MATERIAL FOR THIS EXERCISE:

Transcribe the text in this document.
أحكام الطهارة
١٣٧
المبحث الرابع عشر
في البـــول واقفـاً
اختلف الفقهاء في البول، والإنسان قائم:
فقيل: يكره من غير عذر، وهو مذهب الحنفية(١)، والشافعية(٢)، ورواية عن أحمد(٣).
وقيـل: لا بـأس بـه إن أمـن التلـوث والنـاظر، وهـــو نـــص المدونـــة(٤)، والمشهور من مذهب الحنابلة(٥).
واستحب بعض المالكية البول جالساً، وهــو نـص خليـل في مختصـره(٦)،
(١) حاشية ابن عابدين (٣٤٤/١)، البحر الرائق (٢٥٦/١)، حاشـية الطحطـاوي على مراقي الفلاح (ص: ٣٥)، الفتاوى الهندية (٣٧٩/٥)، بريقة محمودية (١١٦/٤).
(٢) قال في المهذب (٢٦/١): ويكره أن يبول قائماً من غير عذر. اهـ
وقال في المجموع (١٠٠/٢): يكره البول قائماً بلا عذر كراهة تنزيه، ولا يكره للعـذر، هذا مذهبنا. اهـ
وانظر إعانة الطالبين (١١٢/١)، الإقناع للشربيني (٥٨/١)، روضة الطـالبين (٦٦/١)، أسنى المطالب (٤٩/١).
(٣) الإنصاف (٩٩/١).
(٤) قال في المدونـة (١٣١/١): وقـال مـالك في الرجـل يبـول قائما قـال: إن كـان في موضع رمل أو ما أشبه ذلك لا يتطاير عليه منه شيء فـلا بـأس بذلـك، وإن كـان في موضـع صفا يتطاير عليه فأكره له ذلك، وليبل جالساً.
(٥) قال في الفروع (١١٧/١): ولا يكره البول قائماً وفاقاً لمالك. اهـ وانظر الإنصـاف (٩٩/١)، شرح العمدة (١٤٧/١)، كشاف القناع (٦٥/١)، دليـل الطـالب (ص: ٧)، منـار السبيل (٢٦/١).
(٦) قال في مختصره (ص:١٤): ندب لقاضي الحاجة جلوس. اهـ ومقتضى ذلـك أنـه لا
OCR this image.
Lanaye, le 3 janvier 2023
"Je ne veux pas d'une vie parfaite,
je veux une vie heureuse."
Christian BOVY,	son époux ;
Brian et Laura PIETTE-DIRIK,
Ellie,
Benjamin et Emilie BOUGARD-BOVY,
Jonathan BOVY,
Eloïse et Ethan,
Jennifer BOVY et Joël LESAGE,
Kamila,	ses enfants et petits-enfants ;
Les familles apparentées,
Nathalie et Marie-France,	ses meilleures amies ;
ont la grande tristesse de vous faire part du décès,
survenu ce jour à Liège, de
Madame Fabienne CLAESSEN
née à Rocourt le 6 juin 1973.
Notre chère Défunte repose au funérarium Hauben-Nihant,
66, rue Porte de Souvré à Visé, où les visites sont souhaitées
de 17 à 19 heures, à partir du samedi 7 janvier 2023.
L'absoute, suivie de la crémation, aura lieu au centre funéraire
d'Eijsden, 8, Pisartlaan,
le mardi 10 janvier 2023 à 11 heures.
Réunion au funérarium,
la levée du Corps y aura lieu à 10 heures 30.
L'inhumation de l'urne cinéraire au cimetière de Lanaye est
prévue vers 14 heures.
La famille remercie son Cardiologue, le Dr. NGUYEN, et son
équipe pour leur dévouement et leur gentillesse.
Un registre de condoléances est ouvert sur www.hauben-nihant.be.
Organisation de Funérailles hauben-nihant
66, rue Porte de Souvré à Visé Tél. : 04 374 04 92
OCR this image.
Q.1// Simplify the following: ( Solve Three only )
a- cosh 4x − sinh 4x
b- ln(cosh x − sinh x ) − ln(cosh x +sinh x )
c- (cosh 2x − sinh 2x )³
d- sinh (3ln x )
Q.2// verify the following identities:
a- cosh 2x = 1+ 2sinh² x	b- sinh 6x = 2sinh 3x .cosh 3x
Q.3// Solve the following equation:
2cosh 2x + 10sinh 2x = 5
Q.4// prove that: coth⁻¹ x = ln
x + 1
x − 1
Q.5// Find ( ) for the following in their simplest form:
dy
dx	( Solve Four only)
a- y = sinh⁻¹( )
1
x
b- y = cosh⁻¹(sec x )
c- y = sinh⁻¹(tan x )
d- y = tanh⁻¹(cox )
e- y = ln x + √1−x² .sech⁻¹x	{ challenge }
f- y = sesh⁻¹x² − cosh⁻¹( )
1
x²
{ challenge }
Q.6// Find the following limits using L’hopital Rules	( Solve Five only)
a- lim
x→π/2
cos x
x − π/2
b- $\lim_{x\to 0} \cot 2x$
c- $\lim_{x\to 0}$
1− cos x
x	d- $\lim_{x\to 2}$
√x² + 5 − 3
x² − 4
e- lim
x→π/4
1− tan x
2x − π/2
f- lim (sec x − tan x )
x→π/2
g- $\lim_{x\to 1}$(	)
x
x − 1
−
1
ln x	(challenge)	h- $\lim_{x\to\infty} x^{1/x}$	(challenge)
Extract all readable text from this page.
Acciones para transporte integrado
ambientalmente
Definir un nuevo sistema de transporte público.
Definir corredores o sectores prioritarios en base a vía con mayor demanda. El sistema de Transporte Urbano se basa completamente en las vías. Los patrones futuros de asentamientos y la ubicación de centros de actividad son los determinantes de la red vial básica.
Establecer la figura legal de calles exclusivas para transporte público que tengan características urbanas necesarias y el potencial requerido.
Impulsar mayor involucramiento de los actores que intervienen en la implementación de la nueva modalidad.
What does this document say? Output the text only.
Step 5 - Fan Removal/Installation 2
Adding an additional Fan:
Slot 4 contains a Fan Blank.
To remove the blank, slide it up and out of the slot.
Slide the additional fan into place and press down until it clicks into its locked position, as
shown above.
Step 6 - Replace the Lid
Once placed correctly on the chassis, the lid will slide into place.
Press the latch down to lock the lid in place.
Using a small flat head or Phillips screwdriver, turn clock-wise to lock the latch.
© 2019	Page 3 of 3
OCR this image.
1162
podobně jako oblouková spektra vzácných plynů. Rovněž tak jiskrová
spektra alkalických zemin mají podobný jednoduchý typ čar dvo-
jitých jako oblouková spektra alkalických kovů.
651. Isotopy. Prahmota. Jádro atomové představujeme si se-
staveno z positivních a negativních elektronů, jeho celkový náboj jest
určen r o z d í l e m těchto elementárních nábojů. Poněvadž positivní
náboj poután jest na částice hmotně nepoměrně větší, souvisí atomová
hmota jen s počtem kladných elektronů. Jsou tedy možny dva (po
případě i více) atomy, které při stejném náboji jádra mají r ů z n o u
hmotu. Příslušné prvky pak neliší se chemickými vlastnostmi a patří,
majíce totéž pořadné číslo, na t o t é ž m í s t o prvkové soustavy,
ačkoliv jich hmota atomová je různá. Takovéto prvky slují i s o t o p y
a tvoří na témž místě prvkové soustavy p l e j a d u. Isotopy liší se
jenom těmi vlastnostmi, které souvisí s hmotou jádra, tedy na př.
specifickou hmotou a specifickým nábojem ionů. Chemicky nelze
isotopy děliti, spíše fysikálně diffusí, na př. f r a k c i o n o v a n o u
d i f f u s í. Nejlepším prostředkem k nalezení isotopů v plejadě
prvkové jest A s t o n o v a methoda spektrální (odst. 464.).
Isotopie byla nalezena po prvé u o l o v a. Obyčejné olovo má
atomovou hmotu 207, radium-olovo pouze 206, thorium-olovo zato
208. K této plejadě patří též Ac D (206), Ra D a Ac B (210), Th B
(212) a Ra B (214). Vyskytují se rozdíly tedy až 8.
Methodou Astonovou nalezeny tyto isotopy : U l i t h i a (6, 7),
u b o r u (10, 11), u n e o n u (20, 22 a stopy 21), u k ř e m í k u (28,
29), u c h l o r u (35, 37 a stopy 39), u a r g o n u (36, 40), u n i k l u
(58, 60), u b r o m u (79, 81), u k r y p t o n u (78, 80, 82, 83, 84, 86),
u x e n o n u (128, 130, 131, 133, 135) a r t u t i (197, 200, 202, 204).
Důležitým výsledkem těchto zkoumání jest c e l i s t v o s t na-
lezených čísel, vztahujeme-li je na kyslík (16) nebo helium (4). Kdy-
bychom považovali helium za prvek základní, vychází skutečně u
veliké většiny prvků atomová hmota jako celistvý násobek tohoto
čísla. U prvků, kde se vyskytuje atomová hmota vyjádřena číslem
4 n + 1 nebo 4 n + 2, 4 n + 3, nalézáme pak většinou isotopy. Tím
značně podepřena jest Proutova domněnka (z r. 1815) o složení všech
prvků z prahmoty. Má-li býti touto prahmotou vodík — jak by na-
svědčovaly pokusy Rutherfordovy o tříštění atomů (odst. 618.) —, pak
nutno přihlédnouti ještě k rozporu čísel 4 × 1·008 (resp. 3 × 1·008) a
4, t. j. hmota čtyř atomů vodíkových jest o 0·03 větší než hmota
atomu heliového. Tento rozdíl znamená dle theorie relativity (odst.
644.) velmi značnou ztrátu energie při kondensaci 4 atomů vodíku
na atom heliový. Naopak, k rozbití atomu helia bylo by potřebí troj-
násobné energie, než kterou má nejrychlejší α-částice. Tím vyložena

JOB: Copy each line of the listing in which the word "atomů" can be found.

COMPLETE OUTPUT:
svědčovaly pokusy Rutherfordovy o tříštění atomů (odst. 618.) —, pak
4, t. j. hmota čtyř atomů vodíkových jest o 0·03 větší než hmota
644.) velmi značnou ztrátu energie při kondensaci 4 atomů vodíku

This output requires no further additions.